Short problem — Rewrite the listing from its start through the line containing "link-bracket: [268, 181, 287, 233]", swapping "visible components" for "displayed parts" and keeping everything else the same. Omit the pictures.
------------------------------------------------------------------------
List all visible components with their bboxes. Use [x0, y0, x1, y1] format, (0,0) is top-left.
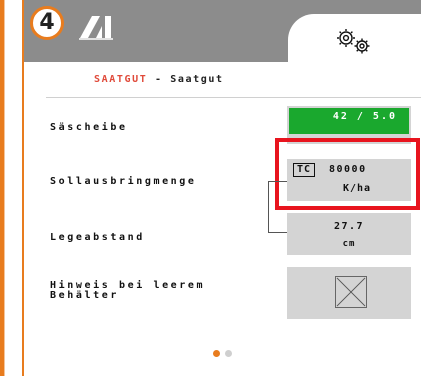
header-bar: 4: [24, 0, 421, 62]
page-number-badge: 4: [30, 6, 64, 40]
seed-spacing-value: 27.7: [333, 221, 365, 232]
section-name: Saatgut: [170, 74, 224, 85]
seed-spacing-field[interactable]: 27.7 cm: [287, 213, 411, 255]
amazone-logo-icon: [79, 16, 113, 40]
terminal-screen: 4 SAATGUT - Saatgut Säscheibe 42 / 5.0 S…: [22, 0, 421, 376]
page-number-text: 4: [39, 10, 55, 35]
seed-spacing-label: Legeabstand: [50, 232, 145, 243]
page-dot[interactable]: [225, 350, 232, 357]
page-indicator: [213, 350, 232, 357]
seeding-disc-value: 42 / 5.0: [289, 108, 409, 134]
seed-spacing-unit: cm: [342, 239, 356, 249]
highlight-frame: [275, 138, 420, 210]
checkbox-crossed-icon: [335, 276, 367, 308]
empty-hopper-label-line2: Behälter: [50, 290, 119, 301]
section-category: SAATGUT: [94, 74, 148, 85]
empty-hopper-toggle[interactable]: [287, 267, 411, 319]
section-title: SAATGUT - Saatgut: [94, 74, 224, 85]
page-dot-active[interactable]: [213, 350, 220, 357]
section-separator: -: [147, 74, 171, 85]
target-rate-label: Sollausbringmenge: [50, 176, 197, 187]
gears-icon[interactable]: [332, 26, 376, 58]
terminal-frame-edge: [4, 0, 5, 376]
section-divider: [46, 97, 421, 98]
seeding-disc-label: Säscheibe: [50, 122, 128, 133]
link-bracket: [268, 181, 287, 233]
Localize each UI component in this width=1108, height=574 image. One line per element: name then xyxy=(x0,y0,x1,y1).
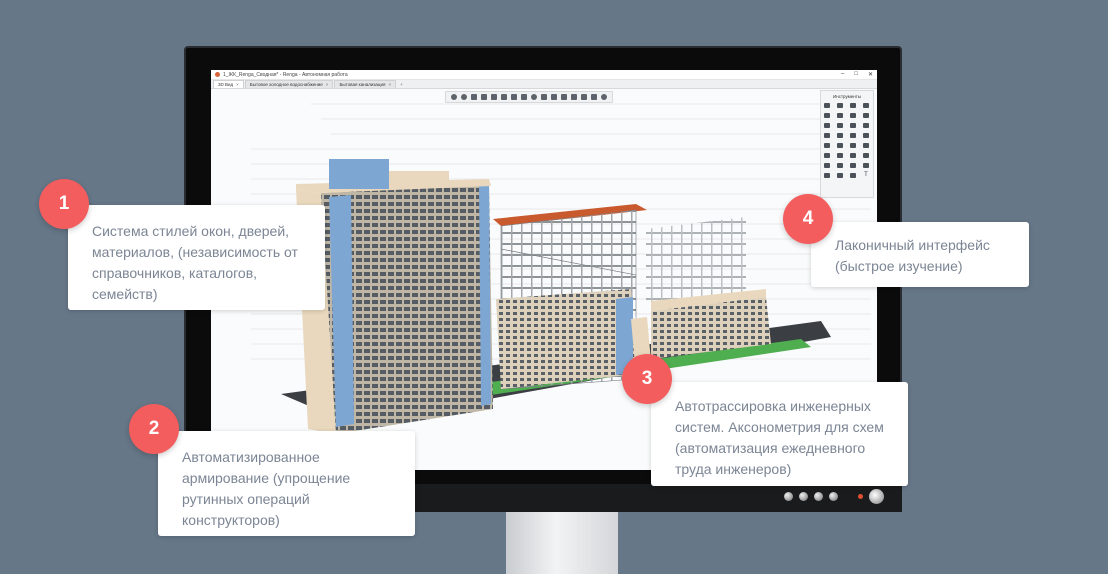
------------------------------------------------------------------------
Reply —
List all displayed parts with their bboxes. Use [x0, y0, x1, y1] format, (0,0) is top-left.
header-bar: 4: [24, 0, 421, 62]
page-number-badge: 4: [30, 6, 64, 40]
seed-spacing-value: 27.7: [333, 221, 365, 232]
section-name: Saatgut: [170, 74, 224, 85]
seed-spacing-field[interactable]: 27.7 cm: [287, 213, 411, 255]
amazone-logo-icon: [79, 16, 113, 40]
terminal-screen: 4 SAATGUT - Saatgut Säscheibe 42 / 5.0 S…: [22, 0, 421, 376]
page-number-text: 4: [39, 10, 55, 35]
seed-spacing-label: Legeabstand: [50, 232, 145, 243]
page-dot[interactable]: [225, 350, 232, 357]
page-indicator: [213, 350, 232, 357]
seeding-disc-value: 42 / 5.0: [289, 108, 409, 134]
seed-spacing-unit: cm: [342, 239, 356, 249]
highlight-frame: [275, 138, 420, 210]
checkbox-crossed-icon: [335, 276, 367, 308]
empty-hopper-label-line2: Behälter: [50, 290, 119, 301]
section-category: SAATGUT: [94, 74, 148, 85]
empty-hopper-toggle[interactable]: [287, 267, 411, 319]
section-title: SAATGUT - Saatgut: [94, 74, 224, 85]
page-dot-active[interactable]: [213, 350, 220, 357]
section-separator: -: [147, 74, 171, 85]
target-rate-label: Sollausbringmenge: [50, 176, 197, 187]
gears-icon[interactable]: [332, 26, 376, 58]
terminal-frame-edge: [4, 0, 5, 376]
section-divider: [46, 97, 421, 98]
seeding-disc-label: Säscheibe: [50, 122, 128, 133]
link-bracket: [268, 181, 287, 233]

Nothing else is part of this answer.